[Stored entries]
....

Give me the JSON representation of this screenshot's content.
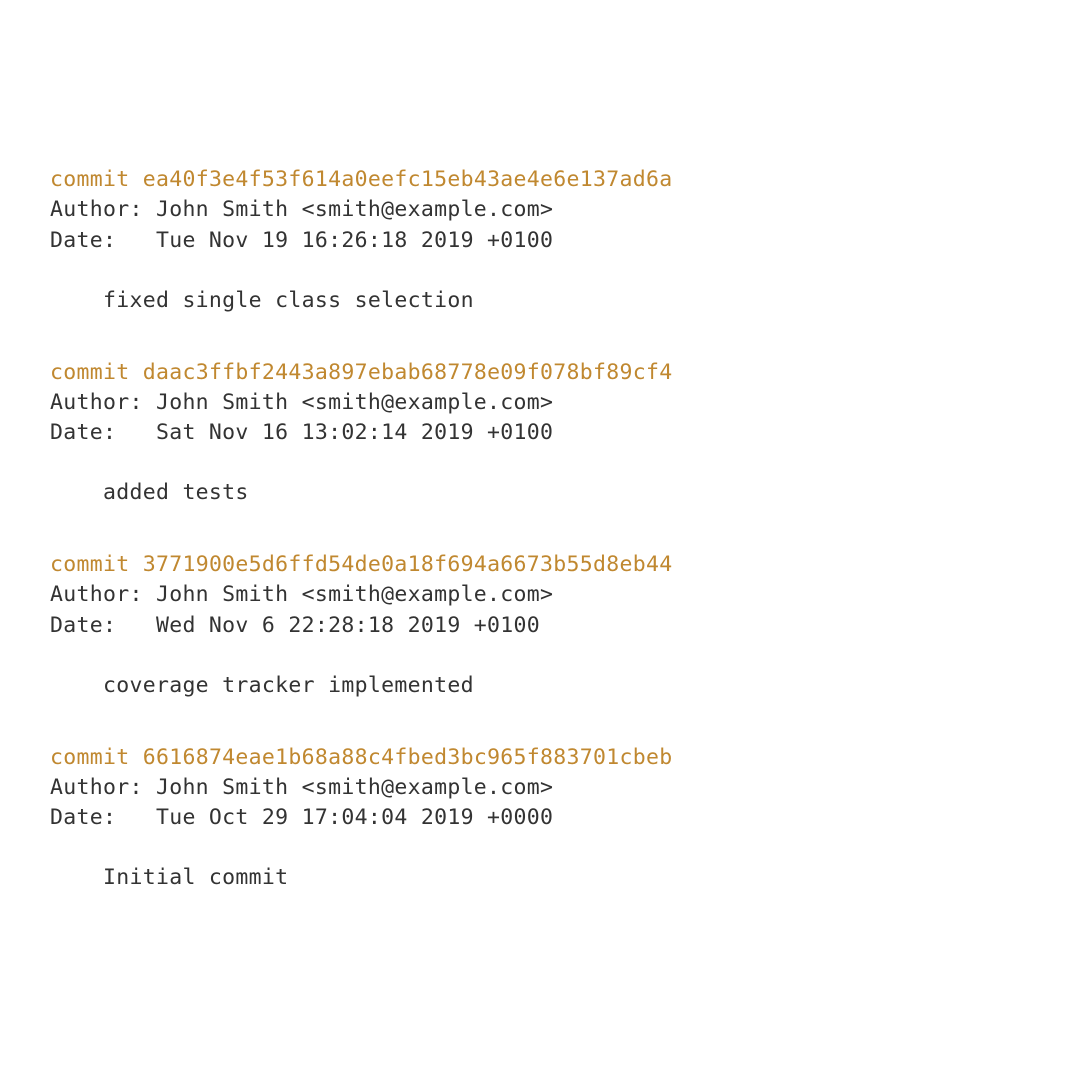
{
  "commits": [
    {
      "commit_prefix": "commit ",
      "hash": "ea40f3e4f53f614a0eefc15eb43ae4e6e137ad6a",
      "author_line": "Author: John Smith <smith@example.com>",
      "date_line": "Date:   Tue Nov 19 16:26:18 2019 +0100",
      "message": "    fixed single class selection"
    },
    {
      "commit_prefix": "commit ",
      "hash": "daac3ffbf2443a897ebab68778e09f078bf89cf4",
      "author_line": "Author: John Smith <smith@example.com>",
      "date_line": "Date:   Sat Nov 16 13:02:14 2019 +0100",
      "message": "    added tests"
    },
    {
      "commit_prefix": "commit ",
      "hash": "3771900e5d6ffd54de0a18f694a6673b55d8eb44",
      "author_line": "Author: John Smith <smith@example.com>",
      "date_line": "Date:   Wed Nov 6 22:28:18 2019 +0100",
      "message": "    coverage tracker implemented"
    },
    {
      "commit_prefix": "commit ",
      "hash": "6616874eae1b68a88c4fbed3bc965f883701cbeb",
      "author_line": "Author: John Smith <smith@example.com>",
      "date_line": "Date:   Tue Oct 29 17:04:04 2019 +0000",
      "message": "    Initial commit"
    }
  ]
}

....

:: EXERCISE PROMPT ::
Your task is to repeat the material above exactly, without its pictures.

:: COMPLETE OUTPUT ::
Give me the JSON representation of this screenshot's content.
{
  "commits": [
    {
      "commit_prefix": "commit ",
      "hash": "ea40f3e4f53f614a0eefc15eb43ae4e6e137ad6a",
      "author_line": "Author: John Smith <smith@example.com>",
      "date_line": "Date:   Tue Nov 19 16:26:18 2019 +0100",
      "message": "    fixed single class selection"
    },
    {
      "commit_prefix": "commit ",
      "hash": "daac3ffbf2443a897ebab68778e09f078bf89cf4",
      "author_line": "Author: John Smith <smith@example.com>",
      "date_line": "Date:   Sat Nov 16 13:02:14 2019 +0100",
      "message": "    added tests"
    },
    {
      "commit_prefix": "commit ",
      "hash": "3771900e5d6ffd54de0a18f694a6673b55d8eb44",
      "author_line": "Author: John Smith <smith@example.com>",
      "date_line": "Date:   Wed Nov 6 22:28:18 2019 +0100",
      "message": "    coverage tracker implemented"
    },
    {
      "commit_prefix": "commit ",
      "hash": "6616874eae1b68a88c4fbed3bc965f883701cbeb",
      "author_line": "Author: John Smith <smith@example.com>",
      "date_line": "Date:   Tue Oct 29 17:04:04 2019 +0000",
      "message": "    Initial commit"
    }
  ]
}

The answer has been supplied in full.